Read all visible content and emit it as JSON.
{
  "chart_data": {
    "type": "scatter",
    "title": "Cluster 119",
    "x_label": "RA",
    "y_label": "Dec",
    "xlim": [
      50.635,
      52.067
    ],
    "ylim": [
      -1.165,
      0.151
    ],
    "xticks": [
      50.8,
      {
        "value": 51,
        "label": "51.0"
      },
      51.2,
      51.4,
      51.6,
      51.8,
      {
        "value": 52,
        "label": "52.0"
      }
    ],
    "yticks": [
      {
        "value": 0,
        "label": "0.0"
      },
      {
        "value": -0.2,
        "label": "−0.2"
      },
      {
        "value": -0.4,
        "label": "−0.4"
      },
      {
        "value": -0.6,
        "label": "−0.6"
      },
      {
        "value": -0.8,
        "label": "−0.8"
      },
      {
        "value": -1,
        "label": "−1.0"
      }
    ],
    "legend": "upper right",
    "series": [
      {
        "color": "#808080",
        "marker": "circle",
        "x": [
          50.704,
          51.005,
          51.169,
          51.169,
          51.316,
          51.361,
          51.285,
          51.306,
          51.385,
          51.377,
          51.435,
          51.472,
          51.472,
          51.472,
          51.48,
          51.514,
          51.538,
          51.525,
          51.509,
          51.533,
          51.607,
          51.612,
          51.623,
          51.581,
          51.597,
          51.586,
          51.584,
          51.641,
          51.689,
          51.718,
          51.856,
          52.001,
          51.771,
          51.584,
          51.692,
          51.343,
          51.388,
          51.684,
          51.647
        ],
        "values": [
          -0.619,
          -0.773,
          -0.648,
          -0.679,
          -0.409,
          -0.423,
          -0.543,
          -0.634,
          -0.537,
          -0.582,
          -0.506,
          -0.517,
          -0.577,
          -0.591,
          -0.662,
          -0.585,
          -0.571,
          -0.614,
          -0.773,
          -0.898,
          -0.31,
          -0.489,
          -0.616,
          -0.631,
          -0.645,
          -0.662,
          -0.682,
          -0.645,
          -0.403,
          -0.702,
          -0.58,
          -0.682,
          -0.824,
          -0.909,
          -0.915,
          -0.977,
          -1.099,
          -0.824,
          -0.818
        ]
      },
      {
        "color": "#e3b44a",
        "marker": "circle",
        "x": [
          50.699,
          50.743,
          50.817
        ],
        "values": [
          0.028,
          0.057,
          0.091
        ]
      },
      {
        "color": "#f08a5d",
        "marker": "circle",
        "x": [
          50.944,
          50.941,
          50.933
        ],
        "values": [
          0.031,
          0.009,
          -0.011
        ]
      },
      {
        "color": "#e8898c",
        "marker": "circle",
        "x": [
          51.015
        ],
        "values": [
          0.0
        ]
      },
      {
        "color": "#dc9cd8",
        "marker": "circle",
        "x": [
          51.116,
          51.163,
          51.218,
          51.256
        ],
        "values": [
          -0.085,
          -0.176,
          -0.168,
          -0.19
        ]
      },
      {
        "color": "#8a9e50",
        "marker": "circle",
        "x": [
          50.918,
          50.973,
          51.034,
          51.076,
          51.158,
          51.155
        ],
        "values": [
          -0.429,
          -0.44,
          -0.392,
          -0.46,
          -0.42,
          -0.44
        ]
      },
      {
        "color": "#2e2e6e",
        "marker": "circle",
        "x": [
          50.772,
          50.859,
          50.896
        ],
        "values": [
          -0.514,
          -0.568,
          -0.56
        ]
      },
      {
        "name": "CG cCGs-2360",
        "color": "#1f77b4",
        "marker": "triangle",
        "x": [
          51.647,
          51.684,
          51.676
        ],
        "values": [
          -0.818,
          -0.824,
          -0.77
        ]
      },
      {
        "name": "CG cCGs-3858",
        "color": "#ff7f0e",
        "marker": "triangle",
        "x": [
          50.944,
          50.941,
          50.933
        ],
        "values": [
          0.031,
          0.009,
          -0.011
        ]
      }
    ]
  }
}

★ ★ ★ ★ ★ ★ ★

→ **DIRECTION**
Set down the listing in full, keeping every word exactly as it is.

→ **ANSWER TO THIS PROBLEM**
Read all visible content and emit it as JSON.
{
  "chart_data": {
    "type": "scatter",
    "title": "Cluster 119",
    "x_label": "RA",
    "y_label": "Dec",
    "xlim": [
      50.635,
      52.067
    ],
    "ylim": [
      -1.165,
      0.151
    ],
    "xticks": [
      50.8,
      {
        "value": 51,
        "label": "51.0"
      },
      51.2,
      51.4,
      51.6,
      51.8,
      {
        "value": 52,
        "label": "52.0"
      }
    ],
    "yticks": [
      {
        "value": 0,
        "label": "0.0"
      },
      {
        "value": -0.2,
        "label": "−0.2"
      },
      {
        "value": -0.4,
        "label": "−0.4"
      },
      {
        "value": -0.6,
        "label": "−0.6"
      },
      {
        "value": -0.8,
        "label": "−0.8"
      },
      {
        "value": -1,
        "label": "−1.0"
      }
    ],
    "legend": "upper right",
    "series": [
      {
        "color": "#808080",
        "marker": "circle",
        "x": [
          50.704,
          51.005,
          51.169,
          51.169,
          51.316,
          51.361,
          51.285,
          51.306,
          51.385,
          51.377,
          51.435,
          51.472,
          51.472,
          51.472,
          51.48,
          51.514,
          51.538,
          51.525,
          51.509,
          51.533,
          51.607,
          51.612,
          51.623,
          51.581,
          51.597,
          51.586,
          51.584,
          51.641,
          51.689,
          51.718,
          51.856,
          52.001,
          51.771,
          51.584,
          51.692,
          51.343,
          51.388,
          51.684,
          51.647
        ],
        "values": [
          -0.619,
          -0.773,
          -0.648,
          -0.679,
          -0.409,
          -0.423,
          -0.543,
          -0.634,
          -0.537,
          -0.582,
          -0.506,
          -0.517,
          -0.577,
          -0.591,
          -0.662,
          -0.585,
          -0.571,
          -0.614,
          -0.773,
          -0.898,
          -0.31,
          -0.489,
          -0.616,
          -0.631,
          -0.645,
          -0.662,
          -0.682,
          -0.645,
          -0.403,
          -0.702,
          -0.58,
          -0.682,
          -0.824,
          -0.909,
          -0.915,
          -0.977,
          -1.099,
          -0.824,
          -0.818
        ]
      },
      {
        "color": "#e3b44a",
        "marker": "circle",
        "x": [
          50.699,
          50.743,
          50.817
        ],
        "values": [
          0.028,
          0.057,
          0.091
        ]
      },
      {
        "color": "#f08a5d",
        "marker": "circle",
        "x": [
          50.944,
          50.941,
          50.933
        ],
        "values": [
          0.031,
          0.009,
          -0.011
        ]
      },
      {
        "color": "#e8898c",
        "marker": "circle",
        "x": [
          51.015
        ],
        "values": [
          0.0
        ]
      },
      {
        "color": "#dc9cd8",
        "marker": "circle",
        "x": [
          51.116,
          51.163,
          51.218,
          51.256
        ],
        "values": [
          -0.085,
          -0.176,
          -0.168,
          -0.19
        ]
      },
      {
        "color": "#8a9e50",
        "marker": "circle",
        "x": [
          50.918,
          50.973,
          51.034,
          51.076,
          51.158,
          51.155
        ],
        "values": [
          -0.429,
          -0.44,
          -0.392,
          -0.46,
          -0.42,
          -0.44
        ]
      },
      {
        "color": "#2e2e6e",
        "marker": "circle",
        "x": [
          50.772,
          50.859,
          50.896
        ],
        "values": [
          -0.514,
          -0.568,
          -0.56
        ]
      },
      {
        "name": "CG cCGs-2360",
        "color": "#1f77b4",
        "marker": "triangle",
        "x": [
          51.647,
          51.684,
          51.676
        ],
        "values": [
          -0.818,
          -0.824,
          -0.77
        ]
      },
      {
        "name": "CG cCGs-3858",
        "color": "#ff7f0e",
        "marker": "triangle",
        "x": [
          50.944,
          50.941,
          50.933
        ],
        "values": [
          0.031,
          0.009,
          -0.011
        ]
      }
    ]
  }
}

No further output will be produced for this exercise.